-------- Exercise material --------

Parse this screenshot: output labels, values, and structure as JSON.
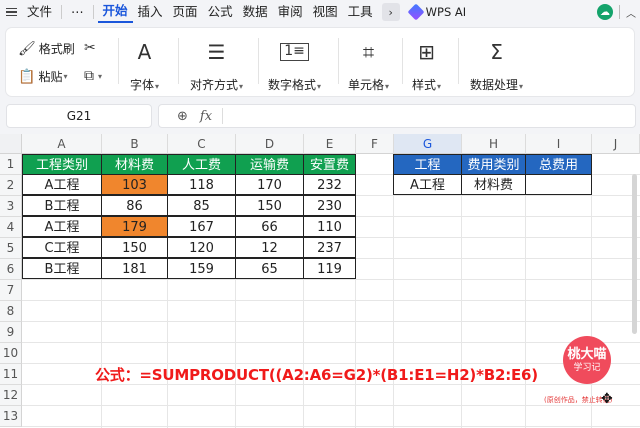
{
  "menu": {
    "file": "文件",
    "items": [
      "开始",
      "插入",
      "页面",
      "公式",
      "数据",
      "审阅",
      "视图",
      "工具"
    ],
    "active": "开始",
    "wps_ai": "WPS AI"
  },
  "ribbon": {
    "format_painter": "格式刷",
    "paste": "粘贴",
    "font": "字体",
    "align": "对齐方式",
    "number_format": "数字格式",
    "cell": "单元格",
    "style": "样式",
    "data_process": "数据处理"
  },
  "formula_bar": {
    "cell_ref": "G21",
    "fx": "fx",
    "content": ""
  },
  "grid": {
    "columns": [
      "A",
      "B",
      "C",
      "D",
      "E",
      "F",
      "G",
      "H",
      "I",
      "J"
    ],
    "rows": [
      "1",
      "2",
      "3",
      "4",
      "5",
      "6",
      "7",
      "8",
      "9",
      "10",
      "11",
      "12",
      "13"
    ],
    "selected_column": "G"
  },
  "table1": {
    "headers": [
      "工程类别",
      "材料费",
      "人工费",
      "运输费",
      "安置费"
    ],
    "rows": [
      [
        "A工程",
        "103",
        "118",
        "170",
        "232"
      ],
      [
        "B工程",
        "86",
        "85",
        "150",
        "230"
      ],
      [
        "A工程",
        "179",
        "167",
        "66",
        "110"
      ],
      [
        "C工程",
        "150",
        "120",
        "12",
        "237"
      ],
      [
        "B工程",
        "181",
        "159",
        "65",
        "119"
      ]
    ],
    "highlight_color": "#f0862d",
    "header_color": "#10a050"
  },
  "table2": {
    "headers": [
      "工程",
      "费用类别",
      "总费用"
    ],
    "row": [
      "A工程",
      "材料费",
      ""
    ],
    "header_color": "#2467c0"
  },
  "formula_text": "公式：=SUMPRODUCT((A2:A6=G2)*(B1:E1=H2)*B2:E6)",
  "watermark": {
    "line1": "桃大喵",
    "line2": "学习记",
    "note": "(原创作品，禁止转载)"
  }
}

--------

Written task: Above are records to transcribe exactly; leave their pictures out.

Reply:
Parse this screenshot: output labels, values, and structure as JSON.
{
  "menu": {
    "file": "文件",
    "items": [
      "开始",
      "插入",
      "页面",
      "公式",
      "数据",
      "审阅",
      "视图",
      "工具"
    ],
    "active": "开始",
    "wps_ai": "WPS AI"
  },
  "ribbon": {
    "format_painter": "格式刷",
    "paste": "粘贴",
    "font": "字体",
    "align": "对齐方式",
    "number_format": "数字格式",
    "cell": "单元格",
    "style": "样式",
    "data_process": "数据处理"
  },
  "formula_bar": {
    "cell_ref": "G21",
    "fx": "fx",
    "content": ""
  },
  "grid": {
    "columns": [
      "A",
      "B",
      "C",
      "D",
      "E",
      "F",
      "G",
      "H",
      "I",
      "J"
    ],
    "rows": [
      "1",
      "2",
      "3",
      "4",
      "5",
      "6",
      "7",
      "8",
      "9",
      "10",
      "11",
      "12",
      "13"
    ],
    "selected_column": "G"
  },
  "table1": {
    "headers": [
      "工程类别",
      "材料费",
      "人工费",
      "运输费",
      "安置费"
    ],
    "rows": [
      [
        "A工程",
        "103",
        "118",
        "170",
        "232"
      ],
      [
        "B工程",
        "86",
        "85",
        "150",
        "230"
      ],
      [
        "A工程",
        "179",
        "167",
        "66",
        "110"
      ],
      [
        "C工程",
        "150",
        "120",
        "12",
        "237"
      ],
      [
        "B工程",
        "181",
        "159",
        "65",
        "119"
      ]
    ],
    "highlight_color": "#f0862d",
    "header_color": "#10a050"
  },
  "table2": {
    "headers": [
      "工程",
      "费用类别",
      "总费用"
    ],
    "row": [
      "A工程",
      "材料费",
      ""
    ],
    "header_color": "#2467c0"
  },
  "formula_text": "公式：=SUMPRODUCT((A2:A6=G2)*(B1:E1=H2)*B2:E6)",
  "watermark": {
    "line1": "桃大喵",
    "line2": "学习记",
    "note": "(原创作品，禁止转载)"
  }
}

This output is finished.